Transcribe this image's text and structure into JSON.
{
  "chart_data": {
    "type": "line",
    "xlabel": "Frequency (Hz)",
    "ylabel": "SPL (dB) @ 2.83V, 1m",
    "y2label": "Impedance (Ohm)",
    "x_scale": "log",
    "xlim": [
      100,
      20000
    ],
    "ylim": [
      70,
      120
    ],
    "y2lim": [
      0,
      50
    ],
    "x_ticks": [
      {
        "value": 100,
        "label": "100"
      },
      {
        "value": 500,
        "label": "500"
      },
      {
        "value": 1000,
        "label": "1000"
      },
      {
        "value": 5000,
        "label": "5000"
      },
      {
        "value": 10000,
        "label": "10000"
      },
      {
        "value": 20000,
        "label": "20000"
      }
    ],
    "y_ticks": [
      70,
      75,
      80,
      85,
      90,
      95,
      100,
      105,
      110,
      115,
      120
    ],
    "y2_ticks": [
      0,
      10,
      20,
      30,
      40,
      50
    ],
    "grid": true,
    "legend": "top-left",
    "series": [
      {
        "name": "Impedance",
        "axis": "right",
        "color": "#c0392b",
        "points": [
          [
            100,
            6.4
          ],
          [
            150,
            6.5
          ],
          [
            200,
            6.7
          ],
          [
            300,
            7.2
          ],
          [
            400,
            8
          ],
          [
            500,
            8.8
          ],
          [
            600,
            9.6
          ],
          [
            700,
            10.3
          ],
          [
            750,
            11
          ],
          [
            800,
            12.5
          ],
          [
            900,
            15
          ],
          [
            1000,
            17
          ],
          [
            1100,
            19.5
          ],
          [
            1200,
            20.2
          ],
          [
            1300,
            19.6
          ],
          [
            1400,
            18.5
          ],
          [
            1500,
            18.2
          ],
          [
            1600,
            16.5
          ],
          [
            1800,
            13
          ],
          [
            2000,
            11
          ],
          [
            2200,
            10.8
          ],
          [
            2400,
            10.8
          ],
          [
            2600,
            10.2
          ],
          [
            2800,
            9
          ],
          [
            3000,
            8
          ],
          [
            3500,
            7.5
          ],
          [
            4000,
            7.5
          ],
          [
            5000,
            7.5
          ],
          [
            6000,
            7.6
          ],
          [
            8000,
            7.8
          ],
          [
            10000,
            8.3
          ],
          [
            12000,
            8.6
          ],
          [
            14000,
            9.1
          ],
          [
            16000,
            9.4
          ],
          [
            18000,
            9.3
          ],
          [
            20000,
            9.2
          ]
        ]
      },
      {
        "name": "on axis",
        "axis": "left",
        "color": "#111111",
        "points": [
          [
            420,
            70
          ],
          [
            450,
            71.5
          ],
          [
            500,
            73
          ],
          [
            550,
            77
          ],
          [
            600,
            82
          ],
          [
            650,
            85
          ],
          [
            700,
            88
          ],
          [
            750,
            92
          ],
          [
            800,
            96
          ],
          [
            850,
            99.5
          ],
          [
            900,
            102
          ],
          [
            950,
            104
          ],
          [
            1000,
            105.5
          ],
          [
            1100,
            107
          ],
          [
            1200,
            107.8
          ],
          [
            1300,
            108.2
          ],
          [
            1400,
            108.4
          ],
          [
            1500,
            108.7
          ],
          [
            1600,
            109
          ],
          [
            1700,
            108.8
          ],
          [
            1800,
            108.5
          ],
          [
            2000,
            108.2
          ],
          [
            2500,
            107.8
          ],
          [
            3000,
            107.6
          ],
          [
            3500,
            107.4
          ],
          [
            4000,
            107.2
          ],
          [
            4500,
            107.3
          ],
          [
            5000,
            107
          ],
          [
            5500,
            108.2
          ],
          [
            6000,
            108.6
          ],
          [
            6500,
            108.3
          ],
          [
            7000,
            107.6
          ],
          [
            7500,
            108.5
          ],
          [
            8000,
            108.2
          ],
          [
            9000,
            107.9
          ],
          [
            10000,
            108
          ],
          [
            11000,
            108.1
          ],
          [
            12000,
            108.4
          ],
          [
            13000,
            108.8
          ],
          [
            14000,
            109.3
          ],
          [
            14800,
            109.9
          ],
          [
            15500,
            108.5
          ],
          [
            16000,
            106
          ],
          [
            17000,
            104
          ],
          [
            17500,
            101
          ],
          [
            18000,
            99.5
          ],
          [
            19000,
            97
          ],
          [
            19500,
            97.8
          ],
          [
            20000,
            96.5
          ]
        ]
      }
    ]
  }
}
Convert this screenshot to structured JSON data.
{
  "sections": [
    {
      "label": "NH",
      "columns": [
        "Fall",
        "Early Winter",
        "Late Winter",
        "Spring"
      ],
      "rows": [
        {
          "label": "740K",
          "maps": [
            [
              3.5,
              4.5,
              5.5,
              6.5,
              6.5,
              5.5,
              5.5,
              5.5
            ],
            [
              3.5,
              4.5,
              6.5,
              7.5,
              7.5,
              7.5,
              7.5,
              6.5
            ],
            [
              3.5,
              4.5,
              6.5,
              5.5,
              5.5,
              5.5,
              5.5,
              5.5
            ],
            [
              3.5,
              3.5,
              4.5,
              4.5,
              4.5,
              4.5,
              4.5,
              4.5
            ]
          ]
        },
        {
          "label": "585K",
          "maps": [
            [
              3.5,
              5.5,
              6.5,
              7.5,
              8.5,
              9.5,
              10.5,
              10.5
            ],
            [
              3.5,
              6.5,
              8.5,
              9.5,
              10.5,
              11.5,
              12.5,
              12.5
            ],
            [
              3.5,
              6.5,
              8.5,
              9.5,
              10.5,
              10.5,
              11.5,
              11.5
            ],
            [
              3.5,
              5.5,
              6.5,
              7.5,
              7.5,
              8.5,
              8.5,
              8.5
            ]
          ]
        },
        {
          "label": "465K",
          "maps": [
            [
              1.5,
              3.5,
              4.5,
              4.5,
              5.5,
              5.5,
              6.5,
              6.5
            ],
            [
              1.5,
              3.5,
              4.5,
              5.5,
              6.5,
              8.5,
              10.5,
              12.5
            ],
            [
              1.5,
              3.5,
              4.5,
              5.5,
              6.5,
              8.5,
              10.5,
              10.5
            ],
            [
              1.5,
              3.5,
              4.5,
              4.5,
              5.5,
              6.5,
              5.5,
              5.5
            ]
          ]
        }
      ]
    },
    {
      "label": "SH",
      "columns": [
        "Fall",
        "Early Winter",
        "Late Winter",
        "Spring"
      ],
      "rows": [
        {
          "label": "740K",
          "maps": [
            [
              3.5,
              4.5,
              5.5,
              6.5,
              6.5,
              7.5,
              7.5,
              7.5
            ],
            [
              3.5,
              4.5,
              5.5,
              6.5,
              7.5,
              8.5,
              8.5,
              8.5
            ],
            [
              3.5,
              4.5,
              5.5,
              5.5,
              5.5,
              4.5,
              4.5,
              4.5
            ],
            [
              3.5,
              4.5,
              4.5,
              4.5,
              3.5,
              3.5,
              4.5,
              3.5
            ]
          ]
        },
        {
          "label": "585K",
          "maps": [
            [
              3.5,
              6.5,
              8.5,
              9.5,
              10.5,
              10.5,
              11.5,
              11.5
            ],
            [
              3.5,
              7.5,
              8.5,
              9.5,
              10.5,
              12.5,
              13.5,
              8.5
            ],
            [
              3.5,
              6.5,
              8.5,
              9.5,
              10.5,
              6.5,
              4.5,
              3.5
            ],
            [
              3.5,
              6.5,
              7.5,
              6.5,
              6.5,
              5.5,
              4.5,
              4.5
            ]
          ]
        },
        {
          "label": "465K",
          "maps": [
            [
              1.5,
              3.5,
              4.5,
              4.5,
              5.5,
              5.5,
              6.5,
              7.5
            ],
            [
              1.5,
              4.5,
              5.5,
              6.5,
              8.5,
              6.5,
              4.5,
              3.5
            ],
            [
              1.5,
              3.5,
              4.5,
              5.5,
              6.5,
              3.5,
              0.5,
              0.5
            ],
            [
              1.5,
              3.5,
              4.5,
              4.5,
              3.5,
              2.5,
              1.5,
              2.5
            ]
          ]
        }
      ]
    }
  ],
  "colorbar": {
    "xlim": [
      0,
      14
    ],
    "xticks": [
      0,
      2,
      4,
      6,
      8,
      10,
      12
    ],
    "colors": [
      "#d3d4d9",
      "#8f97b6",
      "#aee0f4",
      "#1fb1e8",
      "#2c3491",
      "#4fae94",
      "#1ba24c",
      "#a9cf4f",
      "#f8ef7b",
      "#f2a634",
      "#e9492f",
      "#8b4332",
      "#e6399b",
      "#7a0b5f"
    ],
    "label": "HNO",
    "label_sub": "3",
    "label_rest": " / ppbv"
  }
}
• • •
Report the number of lines in the entries above that include the word "value" and add nothing to it.

_TASK RESULT_.
6